> _Instructions to follow_
Extract, from the listing that follows, each line containing the word "اطلاعات".

------------------------------------

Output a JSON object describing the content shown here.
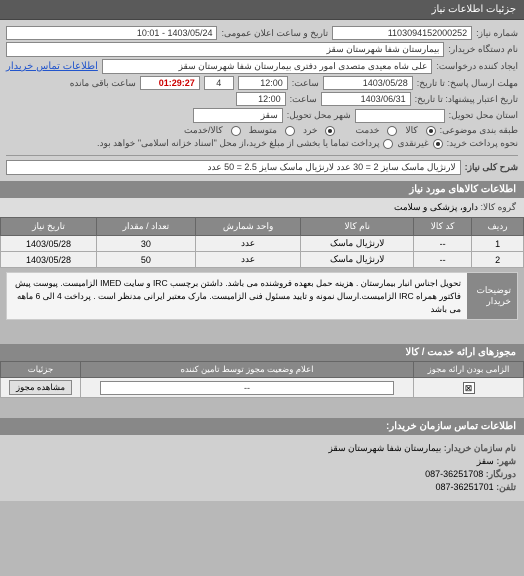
{
  "header": {
    "title": "جزئیات اطلاعات نیاز"
  },
  "form": {
    "req_num_label": "شماره نیاز:",
    "req_num": "1103094152000252",
    "public_date_label": "تاریخ و ساعت اعلان عمومی:",
    "public_date": "1403/05/24 - 10:01",
    "org_label": "نام دستگاه خریدار:",
    "org": "بیمارستان شفا شهرستان سقز",
    "requester_label": "ایجاد کننده درخواست:",
    "requester": "علی شاه معیدی متصدی امور دفتری بیمارستان شفا شهرستان سقز",
    "buyer_contact": "اطلاعات تماس خریدار",
    "deadline_send_label": "مهلت ارسال پاسخ: تا تاریخ:",
    "deadline_date": "1403/05/28",
    "time_label": "ساعت:",
    "deadline_time": "12:00",
    "days_remain": "4",
    "time_remain_label": "ساعت باقی مانده",
    "time_remain": "01:29:27",
    "validity_label": "تاریخ اعتبار پیشنهاد: تا تاریخ:",
    "validity_date": "1403/06/31",
    "validity_time": "12:00",
    "loc_province_label": "استان محل تحویل:",
    "loc_city_label": "شهر محل تحویل:",
    "loc_city": "سقز",
    "goods_group_label": "طبقه بندی موضوعی:",
    "goods_opt": "کالا",
    "service_opt": "خدمت",
    "small_opt": "خرد",
    "medium_opt": "متوسط",
    "cash_opt": "کالا/خدمت",
    "payment_label": "نحوه پرداخت خرید:",
    "payment_a": "غیرنقدی",
    "payment_b": "پرداخت تماما یا بخشی از مبلغ خرید،از محل \"اسناد خزانه اسلامی\" خواهد بود.",
    "need_desc_label": "شرح کلی نیاز:",
    "need_desc": "لارنژیال ماسک سایز 2 = 30 عدد لارنژیال ماسک سایز 2.5 = 50 عدد"
  },
  "goods_section": {
    "title": "اطلاعات کالاهای مورد نیاز",
    "group_label": "گروه کالا:",
    "group": "دارو، پزشکی و سلامت"
  },
  "items_table": {
    "headers": [
      "ردیف",
      "کد کالا",
      "نام کالا",
      "واحد شمارش",
      "تعداد / مقدار",
      "تاریخ نیاز"
    ],
    "rows": [
      [
        "1",
        "--",
        "لارنژیال ماسک",
        "عدد",
        "30",
        "1403/05/28"
      ],
      [
        "2",
        "--",
        "لارنژیال ماسک",
        "عدد",
        "50",
        "1403/05/28"
      ]
    ]
  },
  "description": {
    "label": "توضیحات خریدار",
    "text": "تحویل اجناس انبار بیمارستان . هزینه حمل بعهده فروشنده می باشد. داشتن برچسب IRC و سایت IMED الزامیست. پیوست پیش فاکتور همراه IRC الزامیست.ارسال نمونه و تایید مسئول فنی الزامیست. مارک معتبر ایرانی مدنظر است . پرداخت 4 الی 6 ماهه می باشد"
  },
  "cert_section": {
    "title": "مجوزهای ارائه خدمت / کالا",
    "headers": [
      "الزامی بودن ارائه مجوز",
      "اعلام وضعیت مجوز توسط تامین کننده",
      "جزئیات"
    ],
    "checkbox_mark": "⊠",
    "field_val": "--",
    "btn": "مشاهده مجوز"
  },
  "contact": {
    "title": "اطلاعات تماس سازمان خریدار:",
    "org_label": "نام سازمان خریدار:",
    "org": "بیمارستان شفا شهرستان سقز",
    "city_label": "شهر:",
    "city": "سقز",
    "fax_label": "دورنگار:",
    "fax": "36251708-087",
    "tel_label": "تلفن:",
    "tel": "36251701-087"
  }
}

------------------------------------

> _Solution_
    "title": "جزئیات اطلاعات نیاز"
    "buyer_contact": "اطلاعات تماس خریدار",
    "title": "اطلاعات کالاهای مورد نیاز",
    "title": "اطلاعات تماس سازمان خریدار:",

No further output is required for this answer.